_Data excerpts_
====================

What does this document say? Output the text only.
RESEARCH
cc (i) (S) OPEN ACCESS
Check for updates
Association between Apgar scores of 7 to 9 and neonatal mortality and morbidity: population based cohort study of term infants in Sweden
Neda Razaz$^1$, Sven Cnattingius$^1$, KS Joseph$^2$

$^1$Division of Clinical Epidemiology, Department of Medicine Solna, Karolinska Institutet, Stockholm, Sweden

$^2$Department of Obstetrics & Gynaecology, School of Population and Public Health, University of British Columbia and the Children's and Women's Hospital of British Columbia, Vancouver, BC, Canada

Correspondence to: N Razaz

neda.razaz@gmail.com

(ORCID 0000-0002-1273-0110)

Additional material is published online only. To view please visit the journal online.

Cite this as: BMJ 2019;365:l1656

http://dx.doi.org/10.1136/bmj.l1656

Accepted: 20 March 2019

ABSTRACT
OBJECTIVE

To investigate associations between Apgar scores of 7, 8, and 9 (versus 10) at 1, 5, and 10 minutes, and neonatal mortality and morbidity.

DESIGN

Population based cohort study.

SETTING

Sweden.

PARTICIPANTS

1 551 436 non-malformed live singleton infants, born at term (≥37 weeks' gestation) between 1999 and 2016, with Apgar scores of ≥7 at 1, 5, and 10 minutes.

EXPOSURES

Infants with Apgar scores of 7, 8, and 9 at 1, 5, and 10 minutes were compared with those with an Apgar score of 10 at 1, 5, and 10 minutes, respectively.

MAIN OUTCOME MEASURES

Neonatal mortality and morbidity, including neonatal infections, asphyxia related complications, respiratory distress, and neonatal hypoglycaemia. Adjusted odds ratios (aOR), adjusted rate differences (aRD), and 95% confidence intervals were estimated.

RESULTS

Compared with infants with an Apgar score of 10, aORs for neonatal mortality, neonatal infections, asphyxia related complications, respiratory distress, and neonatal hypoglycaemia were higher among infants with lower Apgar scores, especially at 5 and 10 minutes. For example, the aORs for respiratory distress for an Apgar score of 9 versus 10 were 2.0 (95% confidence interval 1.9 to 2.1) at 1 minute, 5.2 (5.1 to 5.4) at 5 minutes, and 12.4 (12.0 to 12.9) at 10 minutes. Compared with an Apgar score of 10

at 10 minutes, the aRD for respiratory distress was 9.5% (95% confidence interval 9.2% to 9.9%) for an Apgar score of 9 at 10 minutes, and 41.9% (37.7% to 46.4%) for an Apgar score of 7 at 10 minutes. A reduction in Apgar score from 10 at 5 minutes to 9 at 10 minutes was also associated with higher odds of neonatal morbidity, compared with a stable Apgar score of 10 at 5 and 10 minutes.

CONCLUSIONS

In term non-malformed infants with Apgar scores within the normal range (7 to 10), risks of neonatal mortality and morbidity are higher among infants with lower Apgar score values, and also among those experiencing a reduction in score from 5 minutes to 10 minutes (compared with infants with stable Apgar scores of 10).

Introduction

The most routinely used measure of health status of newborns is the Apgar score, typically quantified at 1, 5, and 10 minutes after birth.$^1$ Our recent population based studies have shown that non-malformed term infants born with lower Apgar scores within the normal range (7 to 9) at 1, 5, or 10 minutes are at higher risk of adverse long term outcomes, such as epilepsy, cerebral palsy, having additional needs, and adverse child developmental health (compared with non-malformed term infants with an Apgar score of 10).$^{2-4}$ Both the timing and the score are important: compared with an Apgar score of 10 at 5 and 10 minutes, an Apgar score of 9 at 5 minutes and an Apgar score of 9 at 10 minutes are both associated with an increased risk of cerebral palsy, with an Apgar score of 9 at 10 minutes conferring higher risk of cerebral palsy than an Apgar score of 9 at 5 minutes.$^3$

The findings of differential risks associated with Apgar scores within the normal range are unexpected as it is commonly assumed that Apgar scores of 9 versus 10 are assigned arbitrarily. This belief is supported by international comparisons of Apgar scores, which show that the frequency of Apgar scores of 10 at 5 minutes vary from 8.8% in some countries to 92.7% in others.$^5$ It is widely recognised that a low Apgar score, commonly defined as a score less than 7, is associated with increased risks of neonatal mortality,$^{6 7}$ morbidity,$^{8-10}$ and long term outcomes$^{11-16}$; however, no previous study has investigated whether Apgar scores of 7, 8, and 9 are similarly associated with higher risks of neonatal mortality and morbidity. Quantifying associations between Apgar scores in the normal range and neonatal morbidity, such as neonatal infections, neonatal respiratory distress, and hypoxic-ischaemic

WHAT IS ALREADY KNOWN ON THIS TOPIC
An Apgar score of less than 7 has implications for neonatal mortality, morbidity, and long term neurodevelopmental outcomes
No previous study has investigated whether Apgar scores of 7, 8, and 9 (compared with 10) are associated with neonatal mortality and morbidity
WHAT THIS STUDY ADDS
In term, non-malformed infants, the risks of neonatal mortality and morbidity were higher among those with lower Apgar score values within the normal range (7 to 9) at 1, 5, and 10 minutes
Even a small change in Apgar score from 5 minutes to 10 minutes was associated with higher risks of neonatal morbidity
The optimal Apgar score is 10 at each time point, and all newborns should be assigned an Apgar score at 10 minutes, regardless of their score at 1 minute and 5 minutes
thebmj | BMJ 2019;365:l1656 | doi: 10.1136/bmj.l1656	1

====================

_Directive_
Only lines that contain the word "cohort" are wanted; copy each of them.

_Solution_
Association between Apgar scores of 7 to 9 and neonatal mortality and morbidity: population based cohort study of term infants in Sweden
Population based cohort study.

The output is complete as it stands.